§ **RECORDED DATA**

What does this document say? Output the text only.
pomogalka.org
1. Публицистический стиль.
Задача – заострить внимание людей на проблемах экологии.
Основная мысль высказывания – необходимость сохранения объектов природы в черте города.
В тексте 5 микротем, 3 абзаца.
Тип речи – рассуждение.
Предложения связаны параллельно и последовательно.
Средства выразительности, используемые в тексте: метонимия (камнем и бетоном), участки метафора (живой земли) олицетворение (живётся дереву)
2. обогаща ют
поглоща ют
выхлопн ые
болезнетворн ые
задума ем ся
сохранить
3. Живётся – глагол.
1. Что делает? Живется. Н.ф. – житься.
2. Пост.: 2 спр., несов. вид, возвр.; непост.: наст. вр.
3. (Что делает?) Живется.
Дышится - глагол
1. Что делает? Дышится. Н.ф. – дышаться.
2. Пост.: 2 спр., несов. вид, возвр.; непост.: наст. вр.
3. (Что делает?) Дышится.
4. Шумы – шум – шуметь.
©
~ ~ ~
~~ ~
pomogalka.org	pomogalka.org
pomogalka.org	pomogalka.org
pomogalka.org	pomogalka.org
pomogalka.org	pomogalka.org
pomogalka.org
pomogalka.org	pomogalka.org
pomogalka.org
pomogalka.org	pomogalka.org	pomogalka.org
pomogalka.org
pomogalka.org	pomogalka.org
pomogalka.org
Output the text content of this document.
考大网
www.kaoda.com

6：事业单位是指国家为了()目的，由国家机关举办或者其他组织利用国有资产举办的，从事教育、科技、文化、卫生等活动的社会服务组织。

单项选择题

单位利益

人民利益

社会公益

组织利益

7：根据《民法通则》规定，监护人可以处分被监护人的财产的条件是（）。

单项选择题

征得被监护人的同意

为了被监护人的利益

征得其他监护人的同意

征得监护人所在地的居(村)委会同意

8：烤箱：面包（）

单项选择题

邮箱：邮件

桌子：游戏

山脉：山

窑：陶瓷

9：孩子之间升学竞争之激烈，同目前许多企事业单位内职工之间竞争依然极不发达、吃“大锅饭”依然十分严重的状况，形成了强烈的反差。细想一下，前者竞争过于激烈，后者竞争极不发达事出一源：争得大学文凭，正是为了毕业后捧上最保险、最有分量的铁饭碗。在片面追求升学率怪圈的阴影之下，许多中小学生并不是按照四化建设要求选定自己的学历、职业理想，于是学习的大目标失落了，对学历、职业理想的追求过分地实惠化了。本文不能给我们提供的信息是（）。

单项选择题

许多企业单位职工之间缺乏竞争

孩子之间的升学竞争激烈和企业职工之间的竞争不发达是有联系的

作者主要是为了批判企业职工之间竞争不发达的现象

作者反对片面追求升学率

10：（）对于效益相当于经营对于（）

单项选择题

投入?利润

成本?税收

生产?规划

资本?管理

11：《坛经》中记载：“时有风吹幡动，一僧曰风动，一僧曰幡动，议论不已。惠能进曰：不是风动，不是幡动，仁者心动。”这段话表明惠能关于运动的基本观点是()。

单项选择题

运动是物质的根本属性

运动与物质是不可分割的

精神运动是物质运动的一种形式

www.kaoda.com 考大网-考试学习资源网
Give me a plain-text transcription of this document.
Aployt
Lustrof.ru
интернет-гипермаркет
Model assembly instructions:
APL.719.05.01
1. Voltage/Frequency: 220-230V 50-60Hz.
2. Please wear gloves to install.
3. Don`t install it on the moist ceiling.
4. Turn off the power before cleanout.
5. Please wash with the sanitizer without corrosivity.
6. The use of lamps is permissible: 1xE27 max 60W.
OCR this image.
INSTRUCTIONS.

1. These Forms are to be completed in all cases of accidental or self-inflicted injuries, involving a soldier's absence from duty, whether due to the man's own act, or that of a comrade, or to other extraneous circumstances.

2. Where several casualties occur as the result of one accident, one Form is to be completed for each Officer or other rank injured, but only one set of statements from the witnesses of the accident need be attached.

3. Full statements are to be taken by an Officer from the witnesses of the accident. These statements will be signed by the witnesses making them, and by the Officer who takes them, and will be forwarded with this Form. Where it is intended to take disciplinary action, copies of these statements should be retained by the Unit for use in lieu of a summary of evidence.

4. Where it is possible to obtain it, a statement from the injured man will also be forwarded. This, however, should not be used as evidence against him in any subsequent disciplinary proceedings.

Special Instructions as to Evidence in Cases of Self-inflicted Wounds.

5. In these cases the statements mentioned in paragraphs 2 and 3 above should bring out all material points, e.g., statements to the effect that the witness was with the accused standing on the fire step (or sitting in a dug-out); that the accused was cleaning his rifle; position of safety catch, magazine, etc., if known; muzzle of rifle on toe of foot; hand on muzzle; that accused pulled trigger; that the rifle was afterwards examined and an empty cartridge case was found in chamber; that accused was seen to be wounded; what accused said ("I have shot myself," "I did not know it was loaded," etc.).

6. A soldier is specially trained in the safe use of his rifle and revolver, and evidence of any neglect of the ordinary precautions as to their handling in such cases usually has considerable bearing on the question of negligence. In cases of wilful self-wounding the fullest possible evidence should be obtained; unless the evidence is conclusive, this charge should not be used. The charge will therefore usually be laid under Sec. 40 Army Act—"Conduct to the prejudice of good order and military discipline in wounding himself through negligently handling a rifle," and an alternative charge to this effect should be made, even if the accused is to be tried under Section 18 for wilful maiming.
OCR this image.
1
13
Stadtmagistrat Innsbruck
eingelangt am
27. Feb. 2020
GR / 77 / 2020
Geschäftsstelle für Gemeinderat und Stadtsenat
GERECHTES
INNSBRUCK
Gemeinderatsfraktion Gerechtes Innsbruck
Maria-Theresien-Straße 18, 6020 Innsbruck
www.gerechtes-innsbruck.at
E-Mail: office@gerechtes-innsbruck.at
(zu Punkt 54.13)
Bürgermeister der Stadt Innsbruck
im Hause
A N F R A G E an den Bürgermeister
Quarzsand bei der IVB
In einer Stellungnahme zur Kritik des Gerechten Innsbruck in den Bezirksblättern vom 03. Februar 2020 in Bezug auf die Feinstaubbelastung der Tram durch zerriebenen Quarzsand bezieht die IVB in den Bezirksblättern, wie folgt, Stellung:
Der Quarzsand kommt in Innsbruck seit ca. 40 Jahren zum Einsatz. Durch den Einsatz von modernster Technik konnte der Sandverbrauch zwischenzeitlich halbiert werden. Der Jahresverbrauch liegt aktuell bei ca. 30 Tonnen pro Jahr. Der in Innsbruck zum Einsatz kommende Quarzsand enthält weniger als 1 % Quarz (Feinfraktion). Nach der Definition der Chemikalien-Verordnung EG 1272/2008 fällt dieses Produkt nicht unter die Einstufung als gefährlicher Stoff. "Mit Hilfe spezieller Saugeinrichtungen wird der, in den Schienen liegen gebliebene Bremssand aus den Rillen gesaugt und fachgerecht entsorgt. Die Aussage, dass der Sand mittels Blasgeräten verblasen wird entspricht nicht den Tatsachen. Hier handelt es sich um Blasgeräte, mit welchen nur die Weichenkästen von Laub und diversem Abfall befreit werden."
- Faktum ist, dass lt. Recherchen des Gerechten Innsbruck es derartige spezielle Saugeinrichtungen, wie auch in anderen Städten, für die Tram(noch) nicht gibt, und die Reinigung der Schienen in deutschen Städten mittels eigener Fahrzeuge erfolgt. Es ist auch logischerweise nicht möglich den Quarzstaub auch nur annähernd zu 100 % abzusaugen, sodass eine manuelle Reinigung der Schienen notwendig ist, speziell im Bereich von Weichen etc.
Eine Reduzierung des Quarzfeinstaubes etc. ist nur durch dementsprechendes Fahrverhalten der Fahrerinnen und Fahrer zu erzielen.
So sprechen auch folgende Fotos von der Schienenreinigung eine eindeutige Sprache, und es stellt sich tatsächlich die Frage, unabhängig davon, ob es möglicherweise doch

§ **TASK GOAL**
Check every line in the material above for the string "Please", then give only the number of lines that have it.

§ **WRITTEN ANSWER**
2